Extracts from a graphics dataset
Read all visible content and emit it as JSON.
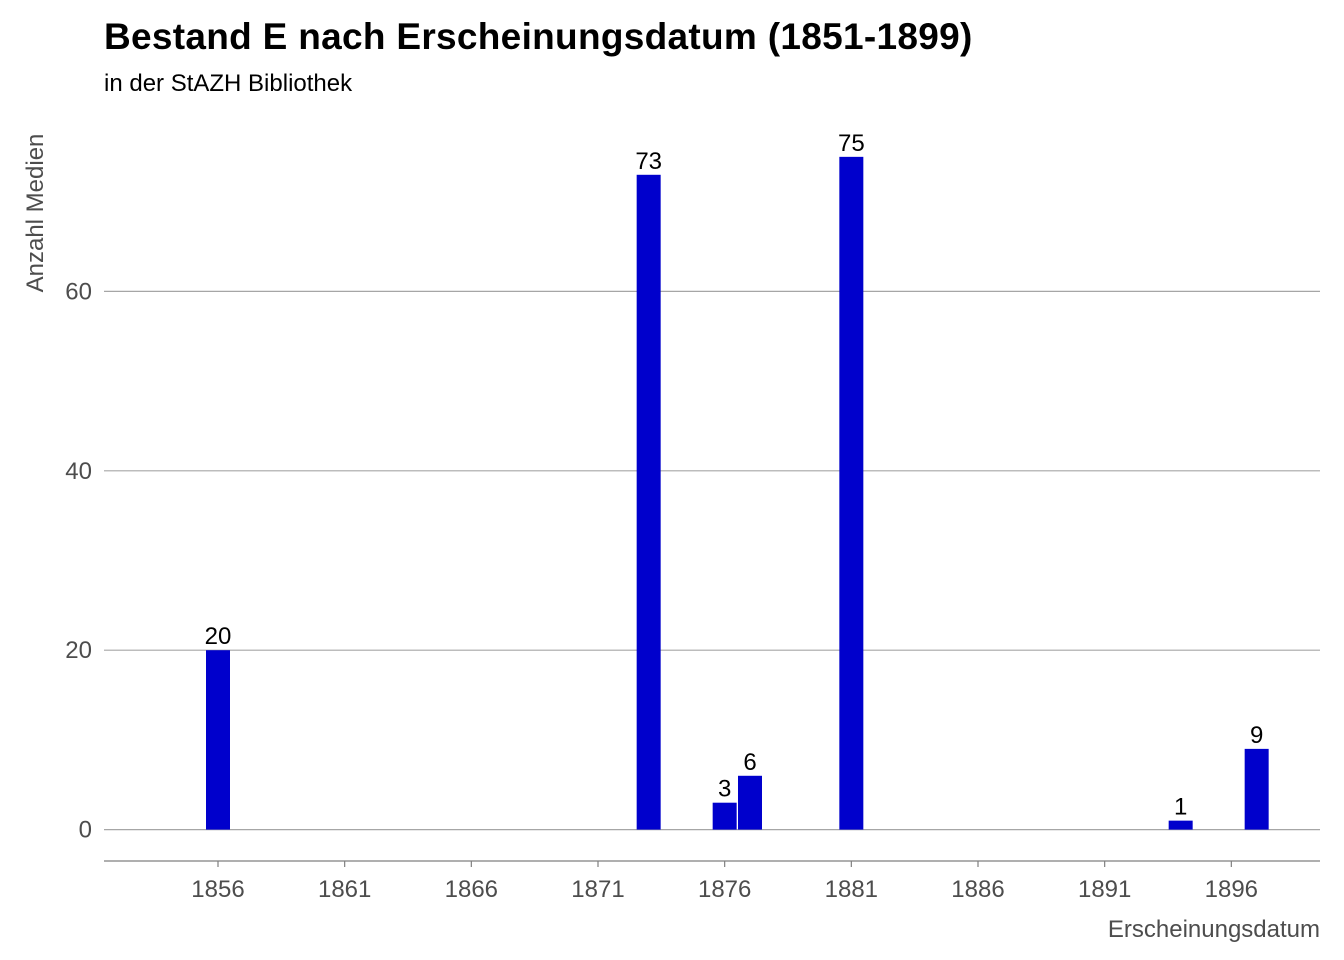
{
  "chart_data": {
    "type": "bar",
    "title": "Bestand E nach Erscheinungsdatum (1851-1899)",
    "subtitle": "in der StAZH Bibliothek",
    "xlabel": "Erscheinungsdatum",
    "ylabel": "Anzahl Medien",
    "x": [
      1856,
      1873,
      1876,
      1877,
      1881,
      1894,
      1897
    ],
    "values": [
      20,
      73,
      3,
      6,
      75,
      1,
      9
    ],
    "data_labels": [
      "20",
      "73",
      "3",
      "6",
      "75",
      "1",
      "9"
    ],
    "xlim": [
      1851.5,
      1899.5
    ],
    "ylim": [
      -3.5,
      80
    ],
    "x_ticks": [
      1856,
      1861,
      1866,
      1871,
      1876,
      1881,
      1886,
      1891,
      1896
    ],
    "x_tick_labels": [
      "1856",
      "1861",
      "1866",
      "1871",
      "1876",
      "1881",
      "1886",
      "1891",
      "1896"
    ],
    "y_ticks": [
      0,
      20,
      40,
      60
    ],
    "y_tick_labels": [
      "0",
      "20",
      "40",
      "60"
    ],
    "grid": "horizontal",
    "legend": "none",
    "bar_color": "#0000CC",
    "grid_color": "#a6a6a6",
    "axis_color": "#7f7f7f"
  }
}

■ **Task statement**: Each line of the data should be quoted exactly, with pictures left out.

■ **Reply**:
Read all visible content and emit it as JSON.
{
  "chart_data": {
    "type": "bar",
    "title": "Bestand E nach Erscheinungsdatum (1851-1899)",
    "subtitle": "in der StAZH Bibliothek",
    "xlabel": "Erscheinungsdatum",
    "ylabel": "Anzahl Medien",
    "x": [
      1856,
      1873,
      1876,
      1877,
      1881,
      1894,
      1897
    ],
    "values": [
      20,
      73,
      3,
      6,
      75,
      1,
      9
    ],
    "data_labels": [
      "20",
      "73",
      "3",
      "6",
      "75",
      "1",
      "9"
    ],
    "xlim": [
      1851.5,
      1899.5
    ],
    "ylim": [
      -3.5,
      80
    ],
    "x_ticks": [
      1856,
      1861,
      1866,
      1871,
      1876,
      1881,
      1886,
      1891,
      1896
    ],
    "x_tick_labels": [
      "1856",
      "1861",
      "1866",
      "1871",
      "1876",
      "1881",
      "1886",
      "1891",
      "1896"
    ],
    "y_ticks": [
      0,
      20,
      40,
      60
    ],
    "y_tick_labels": [
      "0",
      "20",
      "40",
      "60"
    ],
    "grid": "horizontal",
    "legend": "none",
    "bar_color": "#0000CC",
    "grid_color": "#a6a6a6",
    "axis_color": "#7f7f7f"
  }
}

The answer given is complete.